[Entries with figure data]
- - - - -
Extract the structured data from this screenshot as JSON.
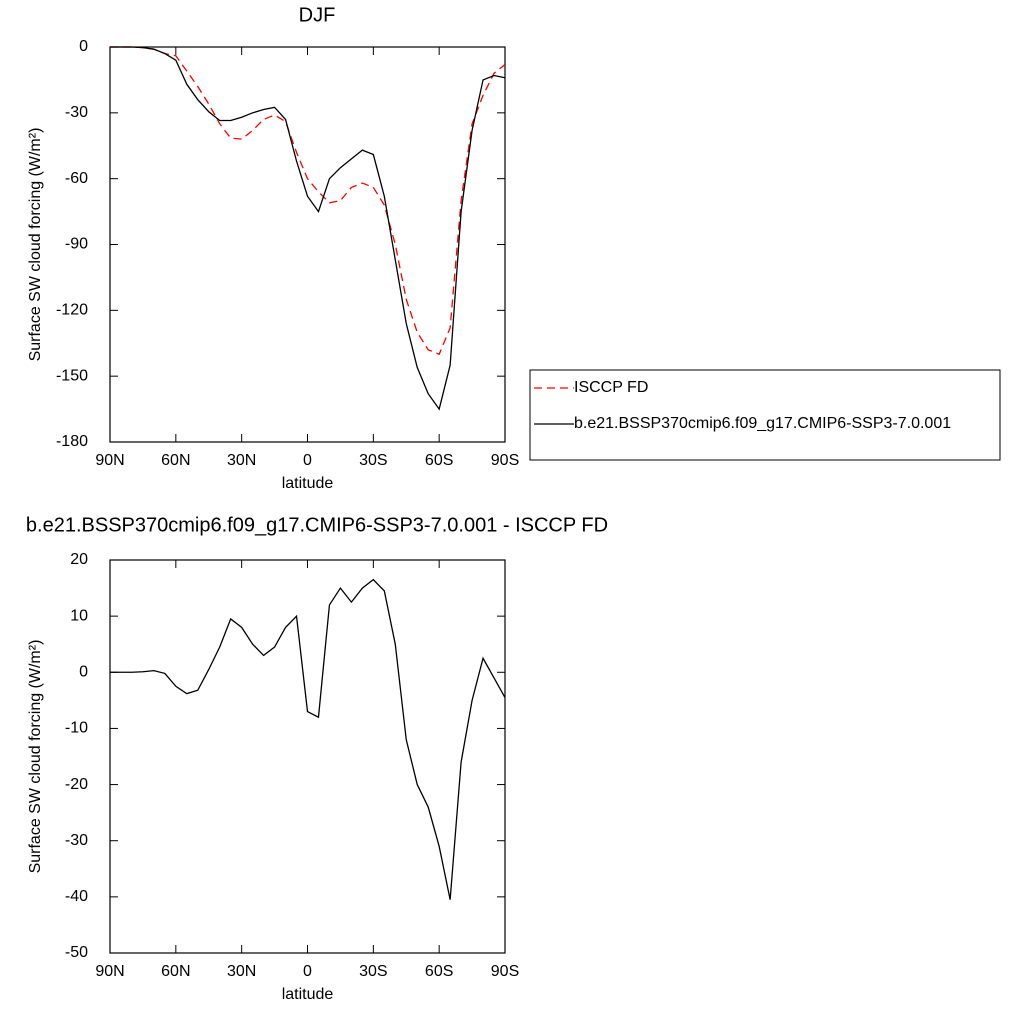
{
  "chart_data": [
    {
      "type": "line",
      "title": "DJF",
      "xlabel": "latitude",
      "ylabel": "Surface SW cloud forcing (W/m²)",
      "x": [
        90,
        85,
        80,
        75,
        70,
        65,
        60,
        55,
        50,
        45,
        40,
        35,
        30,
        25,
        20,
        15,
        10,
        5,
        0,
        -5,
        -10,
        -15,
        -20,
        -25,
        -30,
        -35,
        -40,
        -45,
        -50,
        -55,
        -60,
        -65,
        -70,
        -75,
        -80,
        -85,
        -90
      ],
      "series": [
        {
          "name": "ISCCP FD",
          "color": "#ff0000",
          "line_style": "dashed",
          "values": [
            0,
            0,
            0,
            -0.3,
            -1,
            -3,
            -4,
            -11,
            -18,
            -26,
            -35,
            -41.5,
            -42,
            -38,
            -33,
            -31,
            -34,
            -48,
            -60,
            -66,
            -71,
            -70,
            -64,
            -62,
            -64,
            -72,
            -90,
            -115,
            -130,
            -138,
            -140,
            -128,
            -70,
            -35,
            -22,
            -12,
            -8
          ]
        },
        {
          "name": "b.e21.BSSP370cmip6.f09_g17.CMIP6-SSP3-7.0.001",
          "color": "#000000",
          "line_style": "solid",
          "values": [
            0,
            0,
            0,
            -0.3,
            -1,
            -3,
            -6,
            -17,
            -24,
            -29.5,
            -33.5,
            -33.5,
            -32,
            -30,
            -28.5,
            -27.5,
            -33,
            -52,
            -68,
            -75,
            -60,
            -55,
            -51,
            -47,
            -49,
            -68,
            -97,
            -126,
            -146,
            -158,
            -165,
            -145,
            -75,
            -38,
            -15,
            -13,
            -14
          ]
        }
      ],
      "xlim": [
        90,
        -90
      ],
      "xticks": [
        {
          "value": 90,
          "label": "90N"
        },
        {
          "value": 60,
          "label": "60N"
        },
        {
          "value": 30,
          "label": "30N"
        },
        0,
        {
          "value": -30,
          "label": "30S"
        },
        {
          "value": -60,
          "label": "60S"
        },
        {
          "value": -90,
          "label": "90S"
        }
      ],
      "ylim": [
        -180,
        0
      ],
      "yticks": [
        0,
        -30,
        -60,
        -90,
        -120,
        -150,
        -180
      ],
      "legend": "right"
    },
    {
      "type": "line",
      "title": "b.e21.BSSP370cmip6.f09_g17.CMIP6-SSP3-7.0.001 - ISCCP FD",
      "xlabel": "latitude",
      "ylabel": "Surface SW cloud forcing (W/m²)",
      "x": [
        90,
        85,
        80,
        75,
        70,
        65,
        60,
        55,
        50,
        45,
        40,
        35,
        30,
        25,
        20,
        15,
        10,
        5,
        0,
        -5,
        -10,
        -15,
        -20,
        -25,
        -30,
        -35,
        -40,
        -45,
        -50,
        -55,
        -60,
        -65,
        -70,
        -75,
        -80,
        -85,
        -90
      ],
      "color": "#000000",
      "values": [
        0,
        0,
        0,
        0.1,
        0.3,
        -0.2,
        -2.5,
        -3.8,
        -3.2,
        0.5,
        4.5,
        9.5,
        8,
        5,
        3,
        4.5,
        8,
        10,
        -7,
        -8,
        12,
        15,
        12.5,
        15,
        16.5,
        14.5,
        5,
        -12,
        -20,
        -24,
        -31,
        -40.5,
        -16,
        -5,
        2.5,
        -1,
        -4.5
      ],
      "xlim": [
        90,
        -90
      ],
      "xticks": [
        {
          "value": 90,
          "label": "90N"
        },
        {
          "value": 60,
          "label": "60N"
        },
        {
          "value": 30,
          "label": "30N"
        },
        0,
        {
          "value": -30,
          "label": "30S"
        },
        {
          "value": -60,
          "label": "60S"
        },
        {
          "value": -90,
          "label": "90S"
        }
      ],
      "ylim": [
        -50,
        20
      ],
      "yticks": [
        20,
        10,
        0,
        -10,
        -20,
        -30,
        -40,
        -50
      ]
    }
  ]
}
- - - - -
** Given problem **
Reproduce each line exactly as it appears, omitting the pictures.

** Answer for this exercise **
Extract the structured data from this screenshot as JSON.
{
  "chart_data": [
    {
      "type": "line",
      "title": "DJF",
      "xlabel": "latitude",
      "ylabel": "Surface SW cloud forcing (W/m²)",
      "x": [
        90,
        85,
        80,
        75,
        70,
        65,
        60,
        55,
        50,
        45,
        40,
        35,
        30,
        25,
        20,
        15,
        10,
        5,
        0,
        -5,
        -10,
        -15,
        -20,
        -25,
        -30,
        -35,
        -40,
        -45,
        -50,
        -55,
        -60,
        -65,
        -70,
        -75,
        -80,
        -85,
        -90
      ],
      "series": [
        {
          "name": "ISCCP FD",
          "color": "#ff0000",
          "line_style": "dashed",
          "values": [
            0,
            0,
            0,
            -0.3,
            -1,
            -3,
            -4,
            -11,
            -18,
            -26,
            -35,
            -41.5,
            -42,
            -38,
            -33,
            -31,
            -34,
            -48,
            -60,
            -66,
            -71,
            -70,
            -64,
            -62,
            -64,
            -72,
            -90,
            -115,
            -130,
            -138,
            -140,
            -128,
            -70,
            -35,
            -22,
            -12,
            -8
          ]
        },
        {
          "name": "b.e21.BSSP370cmip6.f09_g17.CMIP6-SSP3-7.0.001",
          "color": "#000000",
          "line_style": "solid",
          "values": [
            0,
            0,
            0,
            -0.3,
            -1,
            -3,
            -6,
            -17,
            -24,
            -29.5,
            -33.5,
            -33.5,
            -32,
            -30,
            -28.5,
            -27.5,
            -33,
            -52,
            -68,
            -75,
            -60,
            -55,
            -51,
            -47,
            -49,
            -68,
            -97,
            -126,
            -146,
            -158,
            -165,
            -145,
            -75,
            -38,
            -15,
            -13,
            -14
          ]
        }
      ],
      "xlim": [
        90,
        -90
      ],
      "xticks": [
        {
          "value": 90,
          "label": "90N"
        },
        {
          "value": 60,
          "label": "60N"
        },
        {
          "value": 30,
          "label": "30N"
        },
        0,
        {
          "value": -30,
          "label": "30S"
        },
        {
          "value": -60,
          "label": "60S"
        },
        {
          "value": -90,
          "label": "90S"
        }
      ],
      "ylim": [
        -180,
        0
      ],
      "yticks": [
        0,
        -30,
        -60,
        -90,
        -120,
        -150,
        -180
      ],
      "legend": "right"
    },
    {
      "type": "line",
      "title": "b.e21.BSSP370cmip6.f09_g17.CMIP6-SSP3-7.0.001 - ISCCP FD",
      "xlabel": "latitude",
      "ylabel": "Surface SW cloud forcing (W/m²)",
      "x": [
        90,
        85,
        80,
        75,
        70,
        65,
        60,
        55,
        50,
        45,
        40,
        35,
        30,
        25,
        20,
        15,
        10,
        5,
        0,
        -5,
        -10,
        -15,
        -20,
        -25,
        -30,
        -35,
        -40,
        -45,
        -50,
        -55,
        -60,
        -65,
        -70,
        -75,
        -80,
        -85,
        -90
      ],
      "color": "#000000",
      "values": [
        0,
        0,
        0,
        0.1,
        0.3,
        -0.2,
        -2.5,
        -3.8,
        -3.2,
        0.5,
        4.5,
        9.5,
        8,
        5,
        3,
        4.5,
        8,
        10,
        -7,
        -8,
        12,
        15,
        12.5,
        15,
        16.5,
        14.5,
        5,
        -12,
        -20,
        -24,
        -31,
        -40.5,
        -16,
        -5,
        2.5,
        -1,
        -4.5
      ],
      "xlim": [
        90,
        -90
      ],
      "xticks": [
        {
          "value": 90,
          "label": "90N"
        },
        {
          "value": 60,
          "label": "60N"
        },
        {
          "value": 30,
          "label": "30N"
        },
        0,
        {
          "value": -30,
          "label": "30S"
        },
        {
          "value": -60,
          "label": "60S"
        },
        {
          "value": -90,
          "label": "90S"
        }
      ],
      "ylim": [
        -50,
        20
      ],
      "yticks": [
        20,
        10,
        0,
        -10,
        -20,
        -30,
        -40,
        -50
      ]
    }
  ]
}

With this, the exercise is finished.